— begin Article —

# Vale Richard Meale (1932-2009)



## Sid James

One of Australia's most significant composers, *Richard Meale *died recently. He was instrumental in opening up the country to outside musical influences, especially from Europe and the Asia-Pacific region. He initially started composing in an avant-garde, atonal style, but (like Penderecki) turned to tonality in his later works. His most famous work is the opera _Voss_, a dramatisation of Australian writer Patrick White's novel about a fictional C19th attempt to explore the interior of the country which goes horribly wrong.

An obituary in the Melbourne Age:

http://www.theage.com.au/news/enter...d-east-and-west/2009/11/23/1258824669025.html

A piece composed by Meale (youtube):


----------



## HarpsichordConcerto

Andre said:


> A piece composed by Meale (youtube):


Thanks for posting. But it's a very sh!tty piece of music, in my humble opinion.


----------



## Sid James

HarpsichordConcerto said:


> Thanks for posting. But it's a very sh!tty piece of music, in my humble opinion.


Do you have to be so negative? Maybe you should stick to Baroque music, which was composed before Australia was "discovered," and others will stick to commenting on music of the C20th if that's their area/repertoire...


----------



## HarpsichordConcerto

Well, I apologise if my comment was too negative for your reception. But at least you got a response since 2nd December 2009.


----------



## Sid James

Well that the thread passed by unnoticed shows perhaps that Meale has less of an international reputation than other composers like Sculthorpe or Dean. I'm not the hugest fan of Meale, I've heard his opera _Voss_ which is tonal (maybe too tonal, perhaps he could have pushed the boundaries a bit more?). You might actually like some of his later works, I heard a suite from his second opera_ Mer de Glace_ & it sounded too similar to Debussy for my tastes. Similarly, his final string quartet sounded too neoclassical for me. Just shows that he was a composer of many stylistic facets which is perhaps hard to pin down, he experimented with the whole spectrum from neo-classicism to impressionism & atonality/serialism...


----------



## starry

His first symphony from the 90s isn't too bad, lively enough anyway and some decent ideas.


----------



## Sid James

starry said:


> His first symphony from the 90s isn't too bad, lively enough anyway and some decent ideas.


I haven't heard that. Where did you come across it? I mean, the only longer work that I have heard in full was his opera _Voss._ It's hard to judge just from the first listen, but I think he told the story well; It is a fictional account of an early Australian explorer (he's really German, but anyway) who gets lost in the outback. I've read Patrick White's novel (not the easiest read, at the time I thought it was too long & dense), and Meale conveys the "surreal" element of the work quite well in the opera (eg. parts where Voss and his love interest, Laura, are telepathically communicating across time/space boundaries is conveyed quite well in the opera). The downside for me was that it seemed to "safe" and "tonal," perhaps Meale could have pushed the boundaries a bit more. But then again, that's coming from someone like me whose favourite opera is Berg's _Wozzeck_ (& I don't mind Schoenberg's _Moses und Aron _as well)...


----------

— end Article —

Exercises |
A - In the Richard Meale thread, write out the passage from "Do you have" up to and including "2nd December 2009.", swapping "negative" for "critical".
B - According to the Richard Meale thread, who wrote the novel that Meale's opera Voss dramatizes?
C - Name every composer other than Richard Meale who is mentioned in the Richard Meale thread.

— begin Supplied material —

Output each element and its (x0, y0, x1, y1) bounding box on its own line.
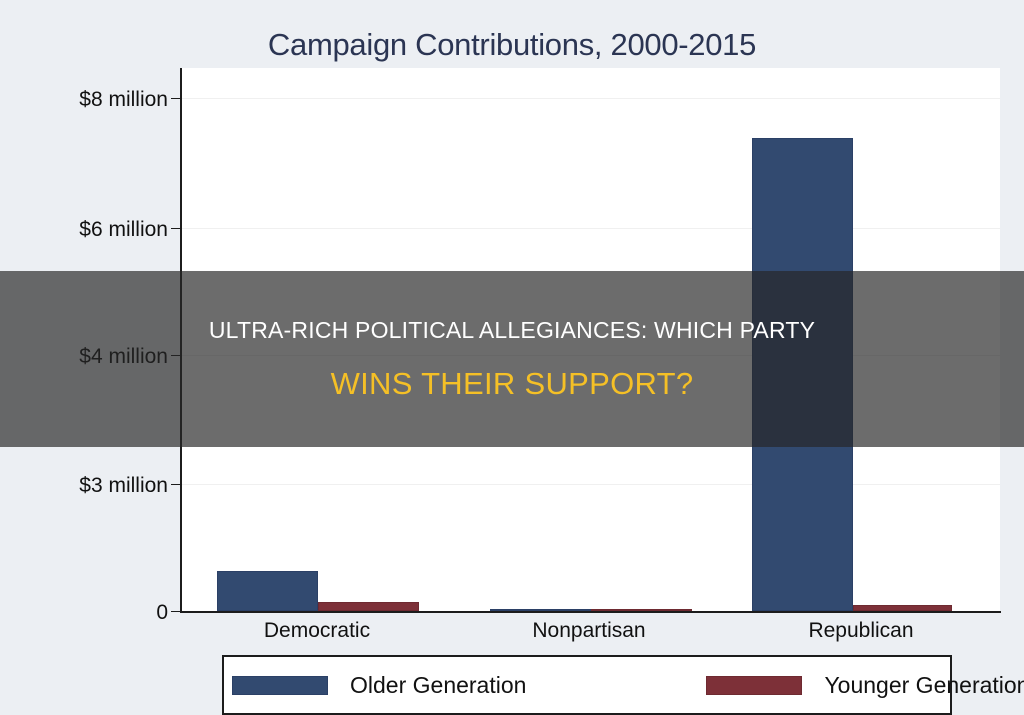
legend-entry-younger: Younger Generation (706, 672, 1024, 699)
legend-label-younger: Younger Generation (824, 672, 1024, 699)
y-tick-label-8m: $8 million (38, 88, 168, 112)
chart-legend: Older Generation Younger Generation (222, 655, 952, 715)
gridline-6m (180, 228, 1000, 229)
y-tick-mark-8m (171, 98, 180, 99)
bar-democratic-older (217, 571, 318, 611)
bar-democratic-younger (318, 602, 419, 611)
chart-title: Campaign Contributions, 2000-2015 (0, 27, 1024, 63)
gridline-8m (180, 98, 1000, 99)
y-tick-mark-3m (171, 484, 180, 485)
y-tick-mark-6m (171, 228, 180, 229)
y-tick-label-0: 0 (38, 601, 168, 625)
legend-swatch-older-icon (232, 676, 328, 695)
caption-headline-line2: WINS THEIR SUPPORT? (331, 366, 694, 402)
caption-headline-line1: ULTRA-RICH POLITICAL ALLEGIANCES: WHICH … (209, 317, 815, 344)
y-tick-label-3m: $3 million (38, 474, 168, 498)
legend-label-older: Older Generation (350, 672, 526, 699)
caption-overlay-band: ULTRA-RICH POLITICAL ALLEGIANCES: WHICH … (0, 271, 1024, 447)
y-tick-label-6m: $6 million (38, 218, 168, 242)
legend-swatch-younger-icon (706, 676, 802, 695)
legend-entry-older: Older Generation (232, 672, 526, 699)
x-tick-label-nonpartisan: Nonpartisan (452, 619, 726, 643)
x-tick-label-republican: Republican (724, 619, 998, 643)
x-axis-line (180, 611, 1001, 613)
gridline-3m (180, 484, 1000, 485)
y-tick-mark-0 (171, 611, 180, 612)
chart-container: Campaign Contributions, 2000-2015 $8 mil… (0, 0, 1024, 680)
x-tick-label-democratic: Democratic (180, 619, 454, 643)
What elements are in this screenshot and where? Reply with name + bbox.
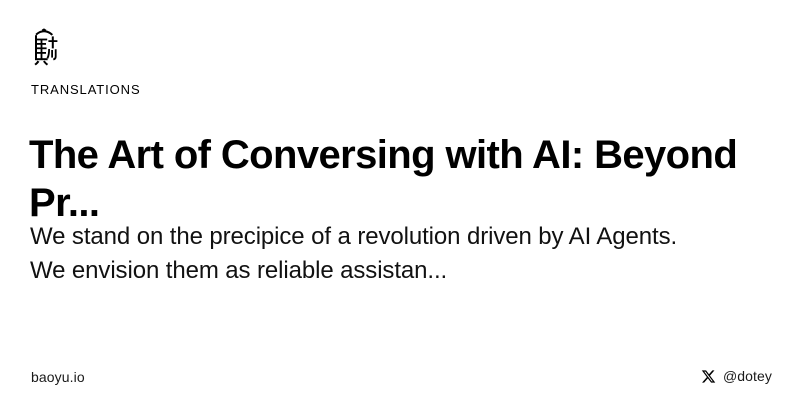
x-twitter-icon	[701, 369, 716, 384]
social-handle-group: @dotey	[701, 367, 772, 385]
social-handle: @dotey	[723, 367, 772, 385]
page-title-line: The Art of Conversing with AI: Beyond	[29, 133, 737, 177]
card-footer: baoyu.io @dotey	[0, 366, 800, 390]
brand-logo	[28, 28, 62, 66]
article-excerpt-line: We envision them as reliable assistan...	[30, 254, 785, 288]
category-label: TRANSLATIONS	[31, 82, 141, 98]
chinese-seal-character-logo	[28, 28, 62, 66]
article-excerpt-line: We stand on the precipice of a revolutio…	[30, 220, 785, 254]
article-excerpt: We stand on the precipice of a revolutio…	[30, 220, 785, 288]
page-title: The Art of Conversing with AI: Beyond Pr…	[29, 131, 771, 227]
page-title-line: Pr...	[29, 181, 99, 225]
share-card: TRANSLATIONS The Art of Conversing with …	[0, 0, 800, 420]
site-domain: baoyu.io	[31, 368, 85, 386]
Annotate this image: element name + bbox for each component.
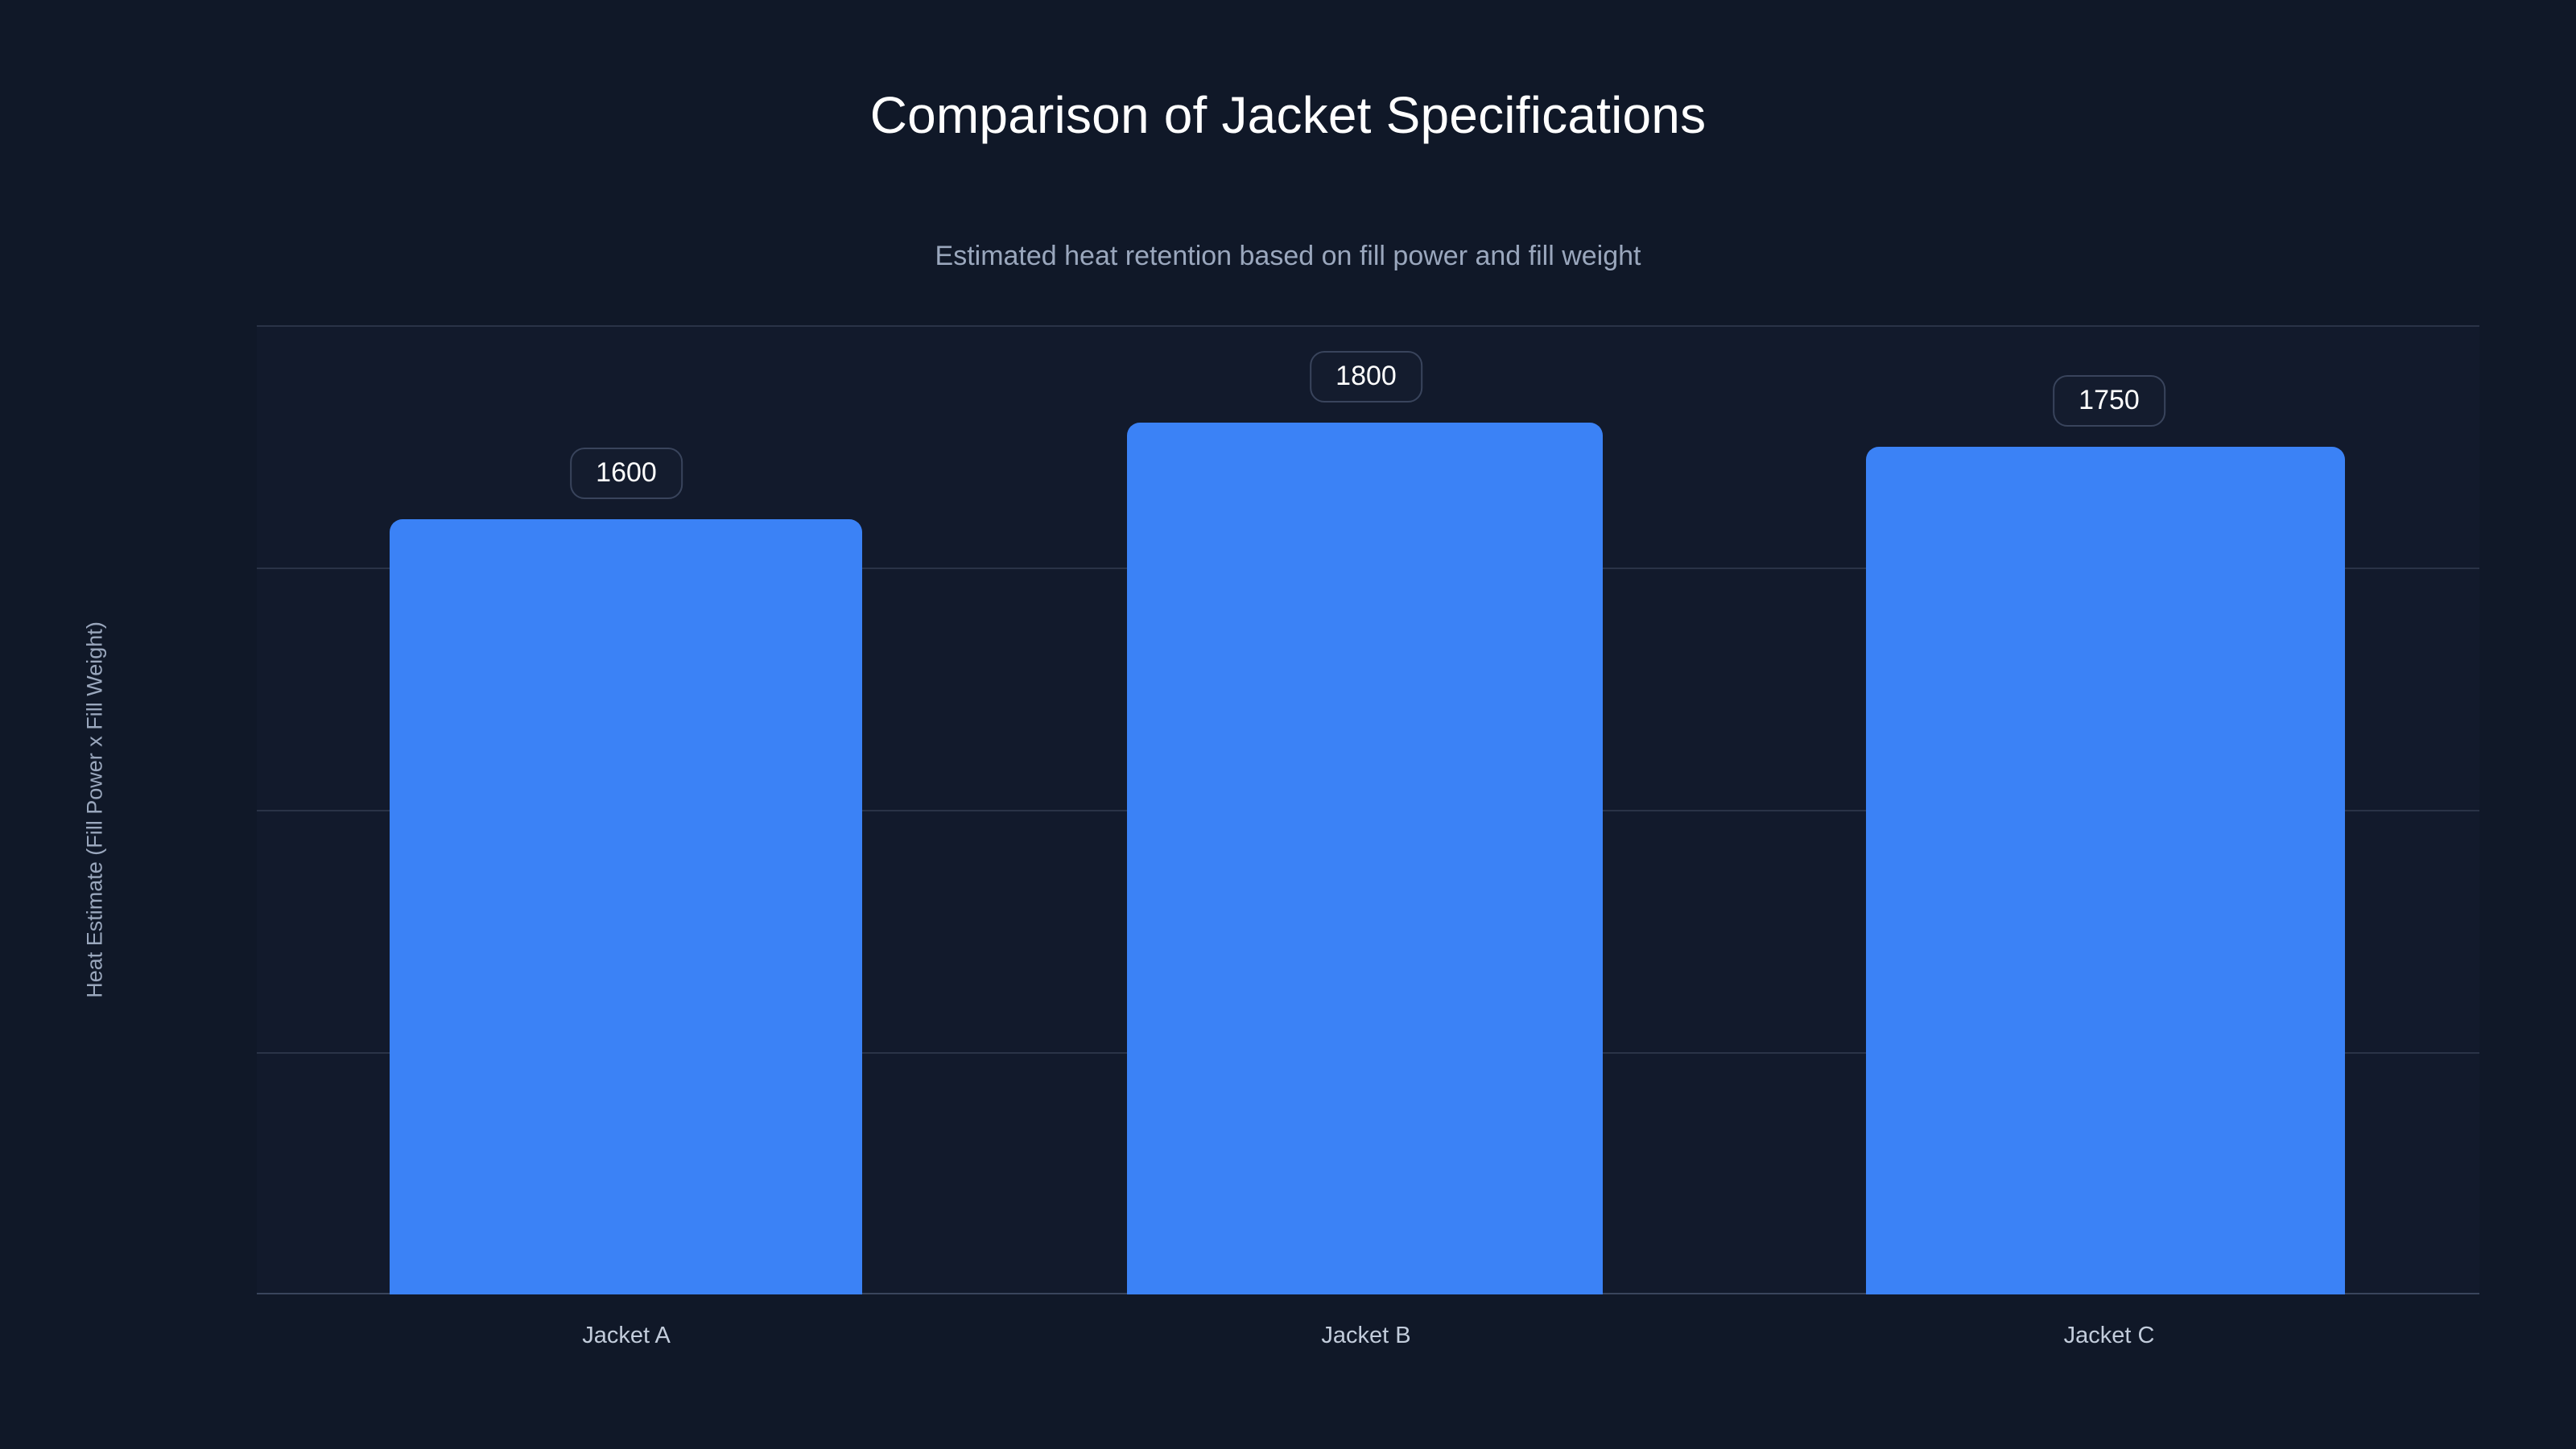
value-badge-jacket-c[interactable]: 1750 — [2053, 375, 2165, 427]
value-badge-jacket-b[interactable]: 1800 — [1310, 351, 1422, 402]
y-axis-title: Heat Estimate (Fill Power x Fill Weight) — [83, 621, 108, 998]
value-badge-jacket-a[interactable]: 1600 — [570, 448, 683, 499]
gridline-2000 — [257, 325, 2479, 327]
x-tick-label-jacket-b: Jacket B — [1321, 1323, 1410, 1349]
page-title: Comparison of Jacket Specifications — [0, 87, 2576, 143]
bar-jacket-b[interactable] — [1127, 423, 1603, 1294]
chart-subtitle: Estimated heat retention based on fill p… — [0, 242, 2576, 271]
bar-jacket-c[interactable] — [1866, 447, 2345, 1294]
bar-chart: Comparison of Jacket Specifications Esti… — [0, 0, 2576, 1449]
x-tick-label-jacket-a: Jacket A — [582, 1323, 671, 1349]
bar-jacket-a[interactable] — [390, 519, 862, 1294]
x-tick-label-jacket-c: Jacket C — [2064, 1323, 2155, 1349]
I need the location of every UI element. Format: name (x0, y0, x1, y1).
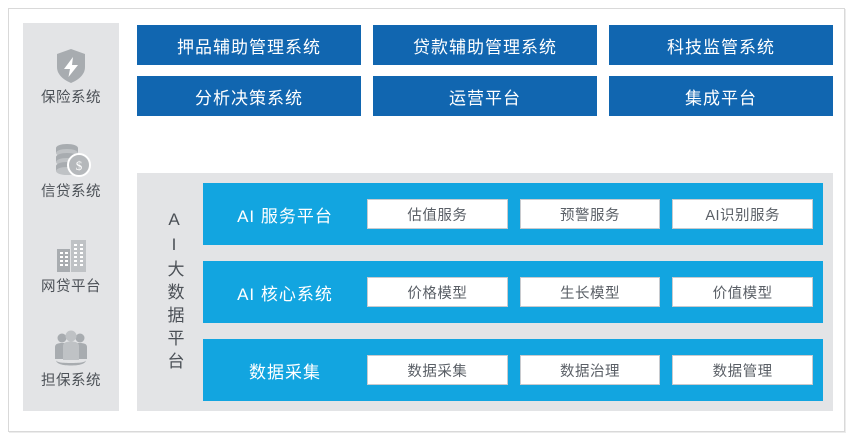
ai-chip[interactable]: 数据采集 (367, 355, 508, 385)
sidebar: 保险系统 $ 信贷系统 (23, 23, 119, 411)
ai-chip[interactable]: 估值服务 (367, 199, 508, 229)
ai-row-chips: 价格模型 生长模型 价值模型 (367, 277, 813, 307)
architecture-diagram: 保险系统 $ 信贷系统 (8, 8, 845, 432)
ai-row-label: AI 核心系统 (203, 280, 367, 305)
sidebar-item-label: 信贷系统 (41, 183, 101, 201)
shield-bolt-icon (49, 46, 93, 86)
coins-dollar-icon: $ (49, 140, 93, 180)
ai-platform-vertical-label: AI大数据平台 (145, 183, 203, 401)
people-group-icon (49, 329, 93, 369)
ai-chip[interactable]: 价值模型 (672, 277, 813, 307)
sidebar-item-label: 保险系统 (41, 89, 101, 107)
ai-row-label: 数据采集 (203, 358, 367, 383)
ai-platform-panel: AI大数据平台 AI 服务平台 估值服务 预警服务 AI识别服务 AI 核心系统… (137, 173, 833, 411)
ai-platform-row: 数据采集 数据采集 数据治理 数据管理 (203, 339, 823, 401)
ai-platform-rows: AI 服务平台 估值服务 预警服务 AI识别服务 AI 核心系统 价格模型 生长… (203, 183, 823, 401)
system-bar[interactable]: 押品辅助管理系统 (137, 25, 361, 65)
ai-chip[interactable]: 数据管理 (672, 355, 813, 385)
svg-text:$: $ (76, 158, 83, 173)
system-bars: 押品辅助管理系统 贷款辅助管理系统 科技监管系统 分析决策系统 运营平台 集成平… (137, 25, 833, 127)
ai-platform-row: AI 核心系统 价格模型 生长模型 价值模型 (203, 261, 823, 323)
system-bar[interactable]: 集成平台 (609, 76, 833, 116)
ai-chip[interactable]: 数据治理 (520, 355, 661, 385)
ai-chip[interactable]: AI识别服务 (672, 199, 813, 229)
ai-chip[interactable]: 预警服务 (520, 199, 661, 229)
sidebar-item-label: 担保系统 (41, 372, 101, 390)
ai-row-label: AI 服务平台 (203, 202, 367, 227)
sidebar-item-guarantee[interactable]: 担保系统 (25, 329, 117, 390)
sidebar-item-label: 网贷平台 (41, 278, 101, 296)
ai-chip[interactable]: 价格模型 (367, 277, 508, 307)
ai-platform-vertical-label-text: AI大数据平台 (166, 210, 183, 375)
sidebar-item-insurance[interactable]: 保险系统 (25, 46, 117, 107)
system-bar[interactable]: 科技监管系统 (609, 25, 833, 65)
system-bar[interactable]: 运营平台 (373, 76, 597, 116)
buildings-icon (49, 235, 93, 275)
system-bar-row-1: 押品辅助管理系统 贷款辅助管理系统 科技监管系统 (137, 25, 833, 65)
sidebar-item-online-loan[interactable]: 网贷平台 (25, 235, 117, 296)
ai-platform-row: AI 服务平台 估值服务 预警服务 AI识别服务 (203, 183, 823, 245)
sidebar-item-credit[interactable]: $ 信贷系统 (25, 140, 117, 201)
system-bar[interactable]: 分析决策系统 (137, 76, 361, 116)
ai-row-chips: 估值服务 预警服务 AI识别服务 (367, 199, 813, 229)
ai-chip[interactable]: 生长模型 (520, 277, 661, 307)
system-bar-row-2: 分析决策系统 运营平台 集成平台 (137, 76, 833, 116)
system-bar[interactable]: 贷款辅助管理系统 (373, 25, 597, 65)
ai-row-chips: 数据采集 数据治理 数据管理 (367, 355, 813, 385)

— end Supplied material —

Solutions for each task |
A -
Do you have to be so critical? Maybe you should stick to Baroque music, which was composed before Australia was "discovered," and others will stick to commenting on music of the C20th if that's their area/repertoire...


----------



## HarpsichordConcerto

Well, I apologise if my comment was too critical for your reception. But at least you got a response since 2nd December 2009.

B - Patrick White

C - Penderecki, Sculthorpe, Dean, Debussy, Berg, Schoenberg